RAW DATA.
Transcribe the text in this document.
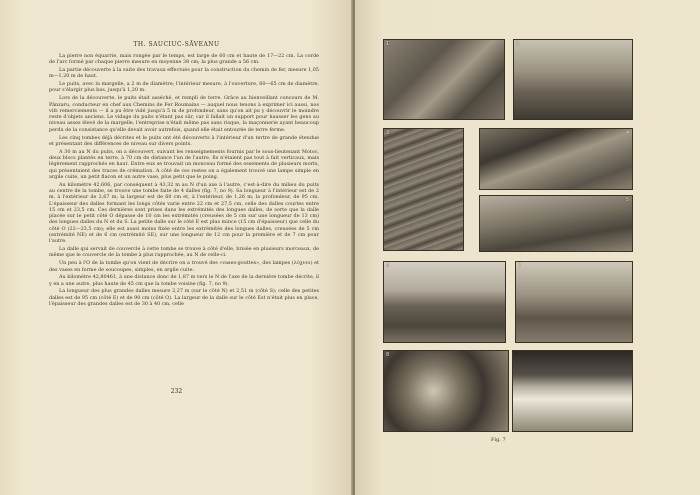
TH. SAUCIUC-SĂVEANU

La pierre non équarrie, mais rongée par le temps, est large de 60 cm et haute de 17—22 cm. La corde de l'arc formé par chaque pierre mesure en moyenne 38 cm; la plus grande a 56 cm.

La partie découverte à la suite des travaux effectués pour la construction du chemin de fer, mesure 1,05 m—1,20 m de haut.

Le puits, avec la margelle, a 2 m de diamètre; l'intérieur mesure, à l'ouverture, 60—65 cm de diamètre, pour s'élargir plus bas, jusqu'à 1,20 m.

Lors de la découverte, le puits était asséché, et rempli de terre. Grâce au bienveillant concours de M. Pânzaru, conducteur en chef aux Chemins de Fer Roumains — auquel nous tenons à exprimer ici aussi, nos vifs remerciements — il a pu être vidé jusqu'à 5 m de profondeur, sans qu'on ait pu y découvrir le moindre reste d'objets anciens. Le vidage du puits n'étant pas sûr, car il fallait un support pour hausser les gens au niveau assez élevé de la margelle, l'entreprise n'était même pas sans risque, la maçonnerie ayant beaucoup perdu de la consistance qu'elle devait avoir autrefois, quand elle était entourée de terre ferme.

Les cinq tombes déjà décrites et le puits ont été découverts à l'intérieur d'un tertre de grande étendue et présentant des différences de niveau sur divers points.

A 30 m au N du puits, on a découvert, suivant les renseignements fournis par le sous-lieutenant Motoc, deux blocs plantés en terre, à 70 cm de distance l'un de l'autre. Ils n'étaient pas tout à fait verticaux, mais légèrement rapprochés en haut. Entre eux se trouvait un monceau formé des ossements de plusieurs morts, qui présentaient des traces de crémation. A côté de ces restes on a également trouvé une lampe simple en argile cuite, un petit flacon et un autre vase, plus petit que le poing.

Au kilomètre 42,606, par conséquent à 43,32 m au N d'un axe à l'autre, c'est-à-dire du milieu du puits au centre de la tombe, se trouve une tombe faite de 4 dalles (fig. 7, no 9). Sa longueur à l'intérieur est de 2 m, à l'extérieur de 2,67 m; la largeur est de 60 cm et, à l'extérieur, de 1,26 m; la profondeur, de 95 cm. L'épaisseur des dalles formant les longs côtés varie entre 22 cm et 27,5 cm, celle des dalles courtes entre 15 cm et 23,5 cm. Ces dernières sont prises dans les extrémités des longues dalles, de sorte que la dalle placée sur le petit côté O dépasse de 10 cm les extrémités (creusées de 5 cm sur une longueur de 13 cm) des longues dalles du N et du S. La petite dalle sur le côté E est plus mince (15 cm d'épaisseur) que celle du côté O (22—23,5 cm); elle est aussi moins fixée entre les extrémités des longues dalles, creusées de 5 cm (extrémité NE) et de 6 cm (extrémité SE), sur une longueur de 12 cm pour la première et de 7 cm pour l'autre.

La dalle qui servait de couvercle à cette tombe se trouve à côté d'elle, brisée en plusieurs morceaux, de même que le couvercle de la tombe à plus rapprochée, au N de celle-ci.

Un peu à l'O de la tombe qu'on vient de décrire on a trouvé des «vases-gouttes», des lampes (λύχνοι) et des vases en forme de soucoupes, simples, en argile cuite.

Au kilomètre 42,80461, à une distance donc de 1,87 m vers le N de l'axe de la dernière tombe décrite, il y en a une autre, plus haute de 45 cm que la tombe voisine (fig. 7, no 9).

La longueur des plus grandes dalles mesure 2,27 m (sur le côté N) et 2,51 m (côté S); celle des petites dalles est de 95 cm (côté E) et de 90 cm (côté O). La largeur de la dalle sur le côté Est n'était plus en place, l'épaisseur des grandes dalles est de 30 à 40 cm, celle

232
1	2
3	4
5
6	7
8	9
Fig. 7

GIVEN PROBLEM. Using the records above, retype everything exactly except the pictures.

SOLUTION.
Transcribe the text in this document.
TH. SAUCIUC-SĂVEANU

La pierre non équarrie, mais rongée par le temps, est large de 60 cm et haute de 17—22 cm. La corde de l'arc formé par chaque pierre mesure en moyenne 38 cm; la plus grande a 56 cm.

La partie découverte à la suite des travaux effectués pour la construction du chemin de fer, mesure 1,05 m—1,20 m de haut.

Le puits, avec la margelle, a 2 m de diamètre; l'intérieur mesure, à l'ouverture, 60—65 cm de diamètre, pour s'élargir plus bas, jusqu'à 1,20 m.

Lors de la découverte, le puits était asséché, et rempli de terre. Grâce au bienveillant concours de M. Pânzaru, conducteur en chef aux Chemins de Fer Roumains — auquel nous tenons à exprimer ici aussi, nos vifs remerciements — il a pu être vidé jusqu'à 5 m de profondeur, sans qu'on ait pu y découvrir le moindre reste d'objets anciens. Le vidage du puits n'étant pas sûr, car il fallait un support pour hausser les gens au niveau assez élevé de la margelle, l'entreprise n'était même pas sans risque, la maçonnerie ayant beaucoup perdu de la consistance qu'elle devait avoir autrefois, quand elle était entourée de terre ferme.

Les cinq tombes déjà décrites et le puits ont été découverts à l'intérieur d'un tertre de grande étendue et présentant des différences de niveau sur divers points.

A 30 m au N du puits, on a découvert, suivant les renseignements fournis par le sous-lieutenant Motoc, deux blocs plantés en terre, à 70 cm de distance l'un de l'autre. Ils n'étaient pas tout à fait verticaux, mais légèrement rapprochés en haut. Entre eux se trouvait un monceau formé des ossements de plusieurs morts, qui présentaient des traces de crémation. A côté de ces restes on a également trouvé une lampe simple en argile cuite, un petit flacon et un autre vase, plus petit que le poing.

Au kilomètre 42,606, par conséquent à 43,32 m au N d'un axe à l'autre, c'est-à-dire du milieu du puits au centre de la tombe, se trouve une tombe faite de 4 dalles (fig. 7, no 9). Sa longueur à l'intérieur est de 2 m, à l'extérieur de 2,67 m; la largeur est de 60 cm et, à l'extérieur, de 1,26 m; la profondeur, de 95 cm. L'épaisseur des dalles formant les longs côtés varie entre 22 cm et 27,5 cm, celle des dalles courtes entre 15 cm et 23,5 cm. Ces dernières sont prises dans les extrémités des longues dalles, de sorte que la dalle placée sur le petit côté O dépasse de 10 cm les extrémités (creusées de 5 cm sur une longueur de 13 cm) des longues dalles du N et du S. La petite dalle sur le côté E est plus mince (15 cm d'épaisseur) que celle du côté O (22—23,5 cm); elle est aussi moins fixée entre les extrémités des longues dalles, creusées de 5 cm (extrémité NE) et de 6 cm (extrémité SE), sur une longueur de 12 cm pour la première et de 7 cm pour l'autre.

La dalle qui servait de couvercle à cette tombe se trouve à côté d'elle, brisée en plusieurs morceaux, de même que le couvercle de la tombe à plus rapprochée, au N de celle-ci.

Un peu à l'O de la tombe qu'on vient de décrire on a trouvé des «vases-gouttes», des lampes (λύχνοι) et des vases en forme de soucoupes, simples, en argile cuite.

Au kilomètre 42,80461, à une distance donc de 1,87 m vers le N de l'axe de la dernière tombe décrite, il y en a une autre, plus haute de 45 cm que la tombe voisine (fig. 7, no 9).

La longueur des plus grandes dalles mesure 2,27 m (sur le côté N) et 2,51 m (côté S); celle des petites dalles est de 95 cm (côté E) et de 90 cm (côté O). La largeur de la dalle sur le côté Est n'était plus en place, l'épaisseur des grandes dalles est de 30 à 40 cm, celle

232
1	2
3	4
5
6	7
8	9
Fig. 7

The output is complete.